(Lines of data)
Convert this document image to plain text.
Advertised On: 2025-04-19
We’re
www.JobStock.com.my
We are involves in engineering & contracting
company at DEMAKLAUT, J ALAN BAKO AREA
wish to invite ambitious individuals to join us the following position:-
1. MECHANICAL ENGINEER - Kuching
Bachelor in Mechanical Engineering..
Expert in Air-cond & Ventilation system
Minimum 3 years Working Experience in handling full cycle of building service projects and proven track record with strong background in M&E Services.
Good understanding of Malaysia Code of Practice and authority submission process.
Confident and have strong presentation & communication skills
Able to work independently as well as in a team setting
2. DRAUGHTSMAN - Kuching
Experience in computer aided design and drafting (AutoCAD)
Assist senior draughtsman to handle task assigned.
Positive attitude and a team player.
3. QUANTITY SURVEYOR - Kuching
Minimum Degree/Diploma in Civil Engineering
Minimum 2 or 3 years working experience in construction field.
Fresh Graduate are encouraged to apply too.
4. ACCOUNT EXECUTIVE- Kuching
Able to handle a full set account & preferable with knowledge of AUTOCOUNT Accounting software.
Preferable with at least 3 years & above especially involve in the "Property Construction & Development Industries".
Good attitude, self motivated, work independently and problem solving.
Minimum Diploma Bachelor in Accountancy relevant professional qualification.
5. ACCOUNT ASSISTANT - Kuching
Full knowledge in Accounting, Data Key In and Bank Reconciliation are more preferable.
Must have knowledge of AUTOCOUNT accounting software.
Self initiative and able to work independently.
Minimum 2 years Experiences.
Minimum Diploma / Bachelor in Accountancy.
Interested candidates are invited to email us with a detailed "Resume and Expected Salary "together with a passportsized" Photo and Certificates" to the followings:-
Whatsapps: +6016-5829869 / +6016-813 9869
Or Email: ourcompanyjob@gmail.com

* _TASK GOAL_
Pull every line containing "Kuching" out of the records.

* _RESPONSE TO THE EXERCISE_
1. MECHANICAL ENGINEER - Kuching
2. DRAUGHTSMAN - Kuching
3. QUANTITY SURVEYOR - Kuching
4. ACCOUNT EXECUTIVE- Kuching
5. ACCOUNT ASSISTANT - Kuching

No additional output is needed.